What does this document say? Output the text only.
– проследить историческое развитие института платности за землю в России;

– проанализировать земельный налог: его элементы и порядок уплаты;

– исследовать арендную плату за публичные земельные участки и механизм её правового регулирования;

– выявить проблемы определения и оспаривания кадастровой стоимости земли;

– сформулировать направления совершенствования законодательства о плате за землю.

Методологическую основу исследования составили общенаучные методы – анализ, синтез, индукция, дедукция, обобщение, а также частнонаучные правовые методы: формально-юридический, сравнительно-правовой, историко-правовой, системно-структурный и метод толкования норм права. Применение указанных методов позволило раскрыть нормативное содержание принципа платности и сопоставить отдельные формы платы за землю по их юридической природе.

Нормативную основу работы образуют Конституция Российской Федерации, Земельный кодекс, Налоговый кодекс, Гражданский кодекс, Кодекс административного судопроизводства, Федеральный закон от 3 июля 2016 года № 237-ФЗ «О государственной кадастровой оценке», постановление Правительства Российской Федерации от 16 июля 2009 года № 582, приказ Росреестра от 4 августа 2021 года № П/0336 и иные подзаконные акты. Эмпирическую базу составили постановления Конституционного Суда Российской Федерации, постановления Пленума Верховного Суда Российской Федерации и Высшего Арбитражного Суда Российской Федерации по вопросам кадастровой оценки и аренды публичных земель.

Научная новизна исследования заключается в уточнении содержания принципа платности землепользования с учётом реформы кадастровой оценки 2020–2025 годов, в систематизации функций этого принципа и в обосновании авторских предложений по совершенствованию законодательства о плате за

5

::::::

Retype the data in full and match it exactly.

What does this document say? Output the text only.
– проследить историческое развитие института платности за землю в России;

– проанализировать земельный налог: его элементы и порядок уплаты;

– исследовать арендную плату за публичные земельные участки и механизм её правового регулирования;

– выявить проблемы определения и оспаривания кадастровой стоимости земли;

– сформулировать направления совершенствования законодательства о плате за землю.

Методологическую основу исследования составили общенаучные методы – анализ, синтез, индукция, дедукция, обобщение, а также частнонаучные правовые методы: формально-юридический, сравнительно-правовой, историко-правовой, системно-структурный и метод толкования норм права. Применение указанных методов позволило раскрыть нормативное содержание принципа платности и сопоставить отдельные формы платы за землю по их юридической природе.

Нормативную основу работы образуют Конституция Российской Федерации, Земельный кодекс, Налоговый кодекс, Гражданский кодекс, Кодекс административного судопроизводства, Федеральный закон от 3 июля 2016 года № 237-ФЗ «О государственной кадастровой оценке», постановление Правительства Российской Федерации от 16 июля 2009 года № 582, приказ Росреестра от 4 августа 2021 года № П/0336 и иные подзаконные акты. Эмпирическую базу составили постановления Конституционного Суда Российской Федерации, постановления Пленума Верховного Суда Российской Федерации и Высшего Арбитражного Суда Российской Федерации по вопросам кадастровой оценки и аренды публичных земель.

Научная новизна исследования заключается в уточнении содержания принципа платности землепользования с учётом реформы кадастровой оценки 2020–2025 годов, в систематизации функций этого принципа и в обосновании авторских предложений по совершенствованию законодательства о плате за

5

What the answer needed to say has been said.